◆ **THE TASKS**:
1 > Decide whether each statement below agrees with the load testing page. Answer yes or no for each, and quote the deciding words from the page.
(a) k6 exits with a nonzero code when every check fails.
(b) The warm-up stage in the example configuration lasts 3 minutes.
(c) In production, a single user flow hits 8 endpoints in sequence.
2 > Rewrite the passage of the load testing page from "1. Using VU-based" to "fine. It doesn't.", replacing "RPS" with "requests per second".
3 > Answer these questions from the load testing page.
(a) Which k6 executors does the page recommend for tests modeling real user traffic?
(b) What threshold rate does the example set for the payment created checks?
(c) What does the /inventory check do under load?

Skip to content

Load Testing Footguns

Common mistakes that produce misleading results, skip real problems, or accidentally harm production.


1. Using VU-based load tests to model open arrival systems

You have 100 VUs with sleep(1). Each VU does one request per second — but only if the server responds in < 1 second. When the server slows down to 3 seconds per response, your "100 RPS" test is actually sending ~25 RPS. The test automatically backs off. You think your server handles 100 RPS fine. It doesn't.

Fix: Use constant-arrival-rate or ramping-arrival-rate executors in k6 for any test modeling real user traffic. Reserve VU-based tests for "N concurrent session" modeling where each session has a defined flow.


2. Not throwing away warm-up data

You see a big latency spike in the first 2 minutes of your test and include it in p95/p99 calculations. Your report says p99 is 2 seconds. Actually it's 400ms — the spike was JVM JIT compilation, DNS cache priming, connection pool establishment, and CDN warming.

Fix: Always structure tests with a warm-up stage (ramp-up period) and exclude it from SLO measurement. In k6 Cloud, tag stages. In self-hosted, check the timestamps on your results and filter out the first N minutes.

export const options = {
  stages: [
    { duration: '3m', target: 100 },  // warm-up: exclude from reporting
    { duration: '10m', target: 100 }, // test window: this is your data
    { duration: '2m', target: 0 },    // cool-down
  ],
};

3. Treating checks as test assertions

You write checks for every response and assume a passing test means checks passed. But checks only affect the checks counter metric — they don't fail the test. You can have 100% of checks failing and k6 exits 0.

Fix: Always add thresholds for your checks. If checks are important, make them thresholds.

export const options = {
  thresholds: {
    checks: ['rate>0.99'],                    // 99%+ of checks must pass
    'checks{name:payment created}': ['rate>0.999'],  // payment specifically: 99.9%
  },
};

4. Testing a single endpoint in isolation

Your API gateway passes. But in production, a single user flow hits 8 endpoints in sequence. You never tested the interaction: the /cart endpoint hammers Redis, the /checkout endpoint calls 3 microservices in parallel, and the /inventory check does a full table scan under load.

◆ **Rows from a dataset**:
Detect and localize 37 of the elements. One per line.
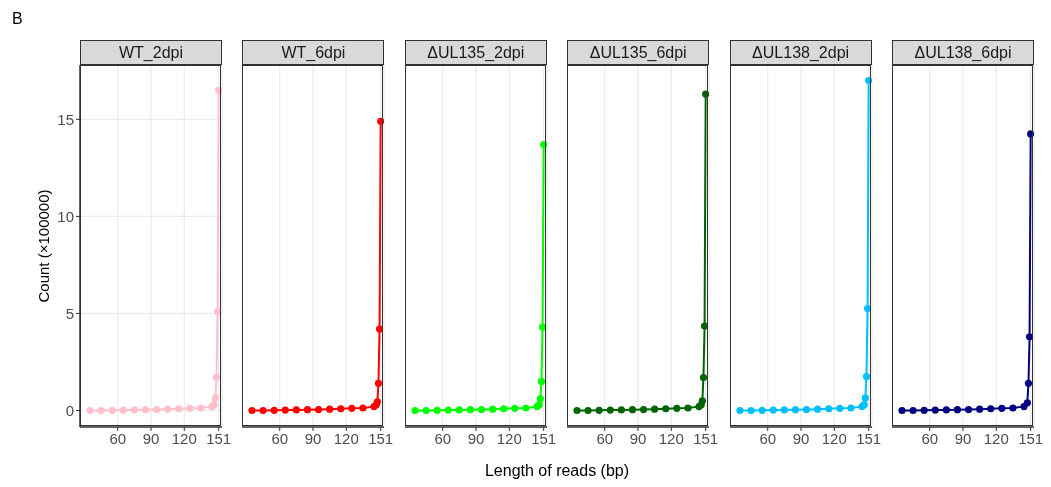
y-tick-label: 5 bbox=[65, 304, 74, 322]
x-tick-label: 120 bbox=[983, 429, 1009, 447]
chart-title: WT_6dpi bbox=[242, 40, 385, 65]
y-tick-label: 15 bbox=[57, 110, 74, 128]
x-tick-label: 90 bbox=[954, 429, 972, 447]
x-tick-label: 60 bbox=[921, 429, 939, 447]
x-tick-label: 90 bbox=[467, 429, 485, 447]
x-axis-title: Length of reads (bp) bbox=[483, 462, 631, 480]
x-tick-label: 120 bbox=[171, 429, 197, 447]
x-tick-label: 60 bbox=[109, 429, 127, 447]
y-tick-label: 10 bbox=[57, 207, 74, 225]
chart-title: WT_2dpi bbox=[80, 40, 222, 65]
x-tick-label: 120 bbox=[334, 429, 360, 447]
x-tick-label: 151 bbox=[855, 429, 881, 447]
x-tick-label: 151 bbox=[530, 429, 556, 447]
x-tick-label: 90 bbox=[142, 429, 160, 447]
y-tick-label: 0 bbox=[65, 401, 74, 419]
y-axis-title: Count (×100000) bbox=[35, 188, 53, 305]
x-tick-label: 151 bbox=[368, 429, 394, 447]
x-tick-label: 151 bbox=[206, 429, 232, 447]
chart-title: ΔUL135_6dpi bbox=[567, 40, 710, 65]
x-tick-label: 151 bbox=[693, 429, 719, 447]
x-tick-label: 151 bbox=[1018, 429, 1044, 447]
x-tick-label: 60 bbox=[596, 429, 614, 447]
x-tick-label: 60 bbox=[758, 429, 776, 447]
x-tick-label: 120 bbox=[821, 429, 847, 447]
x-tick-label: 90 bbox=[792, 429, 809, 447]
x-tick-label: 90 bbox=[629, 429, 647, 447]
x-tick-label: 60 bbox=[271, 429, 289, 447]
x-tick-label: 120 bbox=[658, 429, 684, 447]
x-tick-label: 90 bbox=[305, 429, 322, 447]
chart-title: ΔUL138_6dpi bbox=[892, 40, 1034, 65]
chart-title: ΔUL135_2dpi bbox=[404, 40, 547, 65]
chart-title: ΔUL138_2dpi bbox=[729, 40, 872, 65]
x-tick-label: 120 bbox=[496, 429, 522, 447]
text: B bbox=[12, 10, 23, 28]
x-tick-label: 60 bbox=[434, 429, 451, 447]
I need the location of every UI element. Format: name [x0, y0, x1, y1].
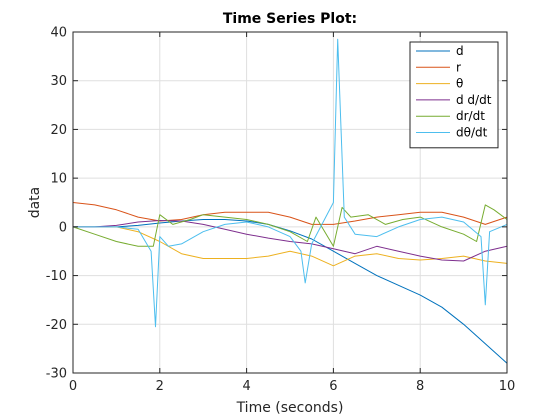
legend-entry: θ	[456, 77, 463, 91]
x-tick-label: 2	[156, 379, 164, 394]
x-axis-label: Time (seconds)	[236, 400, 344, 416]
plot-frame	[72, 31, 508, 374]
series-line-1	[73, 219, 508, 364]
legend-entry: d	[456, 44, 464, 58]
series-line-6	[73, 38, 508, 328]
x-tick-label: 6	[329, 379, 337, 394]
y-tick-label: 40	[50, 26, 67, 41]
series-line-5	[72, 204, 508, 247]
y-tick-label: 20	[50, 123, 67, 138]
legend-entry: dr/dt	[456, 109, 485, 123]
series-line-2	[72, 202, 508, 225]
y-tick-label: -30	[46, 367, 67, 382]
chart-title: Time Series Plot:	[223, 11, 357, 27]
legend-entry: dθ/dt	[456, 126, 488, 140]
legend-entry: r	[456, 60, 461, 74]
x-tick-label: 0	[69, 379, 77, 394]
legend-entry: d d/dt	[456, 93, 492, 107]
y-tick-label: -20	[46, 318, 67, 333]
x-tick-label: 8	[416, 379, 424, 394]
y-tick-label: 0	[59, 220, 67, 235]
y-axis-label: data	[27, 187, 43, 219]
ticks: 0 2 4 6 8 10 -30 -20 -10 0 10 20 30 40	[46, 26, 516, 395]
series-line-4	[73, 220, 508, 262]
legend-box	[409, 41, 499, 149]
x-tick-label: 4	[242, 379, 250, 394]
x-tick-label: 10	[499, 379, 516, 394]
y-tick-label: 30	[50, 74, 67, 89]
series-group	[72, 38, 508, 364]
y-tick-label: 10	[50, 172, 67, 187]
legend: drθ d d/dt dr/dt dθ/dt	[409, 41, 499, 149]
y-tick-label: -10	[46, 269, 67, 284]
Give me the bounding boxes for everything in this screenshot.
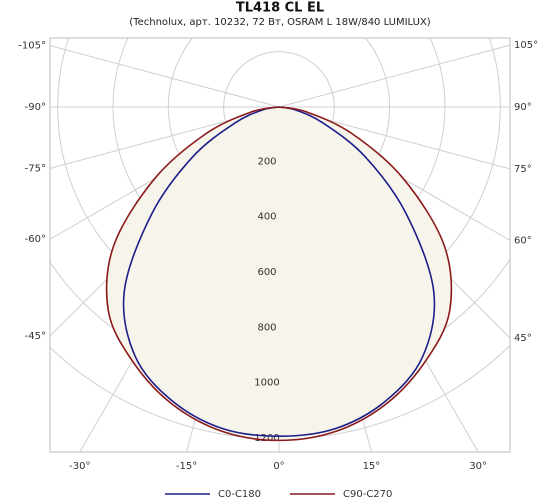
angle-tick-label: -105°	[18, 41, 46, 52]
angle-tick-label: 60°	[514, 235, 532, 246]
curve	[105, 106, 453, 442]
curve-area	[106, 107, 452, 441]
angle-tick-label: 15°	[363, 461, 381, 472]
r-tick-label: 1000	[254, 378, 279, 389]
r-tick-label: 200	[257, 156, 276, 167]
angle-tick-label: 30°	[469, 461, 487, 472]
frame	[49, 37, 511, 453]
angle-tick-label: -90°	[25, 102, 46, 113]
grid-line	[50, 45, 280, 108]
angle-tick-label: -75°	[25, 163, 46, 174]
r-tick-label: 800	[257, 322, 276, 333]
angle-tick-label: 105°	[514, 40, 538, 51]
r-tick-label: 400	[257, 212, 276, 223]
r-tick-label: 600	[257, 267, 276, 278]
angle-tick-label: -60°	[25, 234, 46, 245]
grid-line	[278, 44, 510, 108]
angle-tick-label: 75°	[514, 164, 532, 175]
legend-label: C90-C270	[343, 489, 392, 500]
chart-title: TL418 CL EL	[236, 1, 324, 16]
r-tick-label: 1200	[254, 433, 279, 444]
angle-tick-label: -15°	[176, 461, 197, 472]
angle-tick-label: 45°	[514, 333, 532, 344]
chart-subtitle: (Technolux, арт. 10232, 72 Вт, OSRAM L 1…	[129, 17, 431, 28]
angle-tick-label: 90°	[514, 102, 532, 113]
plot-area: 200 400 600 800 1000 1200	[50, 38, 510, 452]
angle-tick-label: 0°	[273, 461, 284, 472]
curve	[122, 106, 436, 438]
angle-tick-label: -45°	[25, 331, 46, 342]
angle-tick-label: -30°	[69, 461, 90, 472]
legend-label: C0-C180	[218, 489, 261, 500]
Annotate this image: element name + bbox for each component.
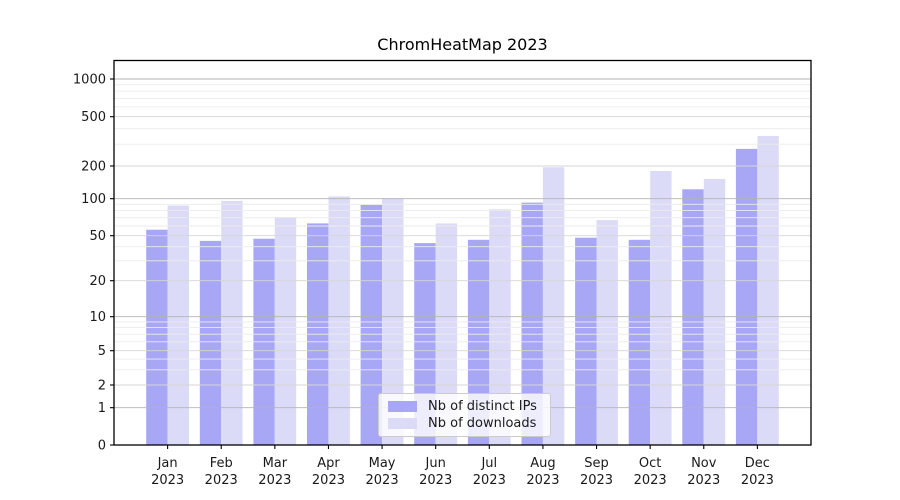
x-tick-label-month-jun: Jun: [425, 456, 446, 471]
x-tick-label-month-sep: Sep: [584, 456, 609, 471]
legend-label-distinct-ips: Nb of distinct IPs: [428, 399, 537, 414]
x-tick-label-year-oct: 2023: [634, 473, 667, 488]
bar-downloads-jan: [167, 205, 189, 445]
x-tick-label-year-jan: 2023: [151, 473, 184, 488]
bar-distinct-ips-jan: [146, 229, 168, 445]
x-tick-label-month-aug: Aug: [530, 456, 555, 471]
y-tick-label-500: 500: [81, 110, 106, 125]
bar-downloads-feb: [221, 200, 243, 445]
bar-downloads-apr: [328, 196, 350, 445]
x-tick-label-year-feb: 2023: [205, 473, 238, 488]
bar-downloads-oct: [650, 171, 672, 445]
y-tick-label-0: 0: [98, 439, 106, 454]
x-tick-label-month-nov: Nov: [691, 456, 717, 471]
y-tick-label-5: 5: [98, 344, 106, 359]
x-tick-label-year-aug: 2023: [526, 473, 559, 488]
x-tick-label-month-oct: Oct: [639, 456, 661, 471]
x-tick-label-month-jan: Jan: [157, 456, 178, 471]
y-tick-label-1: 1: [98, 401, 106, 416]
bar-downloads-sep: [596, 220, 618, 445]
x-tick-label-year-jul: 2023: [473, 473, 506, 488]
x-tick-label-year-nov: 2023: [687, 473, 720, 488]
bar-downloads-aug: [542, 167, 565, 445]
x-tick-label-month-feb: Feb: [210, 456, 233, 471]
bar-downloads-mar: [274, 217, 297, 445]
bar-distinct-ips-feb: [199, 240, 222, 445]
x-tick-label-year-may: 2023: [366, 473, 399, 488]
x-tick-label-year-mar: 2023: [258, 473, 291, 488]
x-tick-label-year-sep: 2023: [580, 473, 613, 488]
chart-title: ChromHeatMap 2023: [377, 35, 548, 54]
bar-downloads-dec: [757, 135, 779, 445]
y-tick-label-100: 100: [81, 192, 106, 207]
legend: Nb of distinct IPs Nb of downloads: [378, 393, 551, 437]
bar-distinct-ips-oct: [628, 239, 651, 445]
y-tick-label-50: 50: [89, 229, 106, 244]
x-tick-label-month-may: May: [369, 456, 396, 471]
y-tick-label-1000: 1000: [73, 73, 106, 88]
x-tick-label-year-jun: 2023: [419, 473, 452, 488]
y-tick-label-10: 10: [89, 310, 106, 325]
x-tick-label-year-dec: 2023: [741, 473, 774, 488]
legend-item-distinct-ips: Nb of distinct IPs: [388, 400, 541, 413]
x-tick-label-month-jul: Jul: [480, 456, 497, 471]
bar-distinct-ips-aug: [521, 202, 543, 445]
plot-border: [113, 59, 812, 446]
bar-distinct-ips-dec: [735, 148, 758, 445]
x-tick-label-month-dec: Dec: [745, 456, 770, 471]
legend-swatch-distinct-ips: [388, 401, 417, 412]
y-tick-label-20: 20: [89, 274, 106, 289]
legend-swatch-downloads: [388, 418, 417, 429]
legend-label-downloads: Nb of downloads: [428, 416, 537, 431]
x-tick-label-year-apr: 2023: [312, 473, 345, 488]
y-tick-label-2: 2: [98, 379, 106, 394]
legend-item-downloads: Nb of downloads: [388, 417, 541, 430]
x-tick-label-month-apr: Apr: [317, 456, 340, 471]
bar-downloads-nov: [703, 178, 726, 445]
y-tick-label-200: 200: [81, 160, 106, 175]
x-tick-label-month-mar: Mar: [263, 456, 288, 471]
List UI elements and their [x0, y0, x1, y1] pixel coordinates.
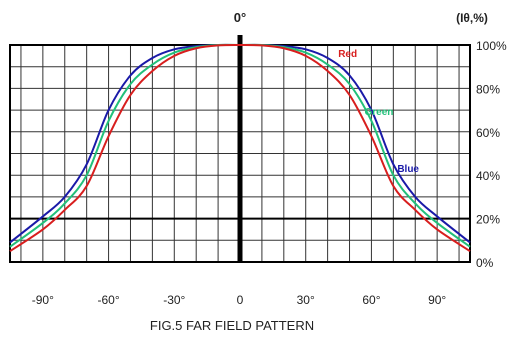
x-tick-label: 90°: [428, 293, 446, 307]
y-tick-label: 20%: [476, 213, 500, 227]
series-label-blue: Blue: [397, 164, 419, 175]
y-tick-label: 80%: [476, 82, 500, 96]
x-tick-label: 0: [237, 293, 244, 307]
series-label-green: Green: [364, 107, 393, 118]
x-tick-label: -90°: [32, 293, 54, 307]
x-tick-label: 60°: [362, 293, 380, 307]
y-tick-label: 0%: [476, 256, 494, 270]
series-label-red: Red: [338, 49, 357, 60]
series-group: Blue Green Red: [9, 43, 471, 252]
y-tick-labels: 0% 20% 40% 60% 80% 100%: [476, 39, 507, 270]
x-tick-label: -60°: [97, 293, 119, 307]
x-tick-label: 30°: [297, 293, 315, 307]
top-zero-label: 0°: [234, 10, 246, 25]
series-line-red: [9, 43, 471, 252]
x-tick-label: -30°: [163, 293, 185, 307]
y-tick-label: 60%: [476, 126, 500, 140]
y-tick-label: 40%: [476, 169, 500, 183]
y-unit-label: (Iθ,%): [456, 11, 488, 25]
y-tick-label: 100%: [476, 39, 507, 53]
chart-title: FIG.5 FAR FIELD PATTERN: [150, 318, 314, 333]
x-tick-labels: -90° -60° -30° 0 30° 60° 90°: [32, 293, 447, 307]
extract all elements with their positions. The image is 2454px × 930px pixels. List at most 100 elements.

◆ **EXPECTED RESPONSES**:
1 >
(a) No: "You can have 100% of checks failing and k6 exits 0."
(b) Yes: "{ duration: '3m', target: 100 },  // warm-up: exclude from reporting"
(c) Yes: "in production, a single user flow hits 8 endpoints in sequence"

2 >
1. Using VU-based load tests to model open arrival systems

You have 100 VUs with sleep(1). Each VU does one request per second — but only if the server responds in < 1 second. When the server slows down to 3 seconds per response, your "100 requests per second" test is actually sending ~25 requests per second. The test automatically backs off. You think your server handles 100 requests per second fine. It doesn't.

3 >
(a) Constant-arrival-rate or ramping-arrival-rate executors.
(b) rate>0.999, which is 99.9%.
(c) It does a full table scan.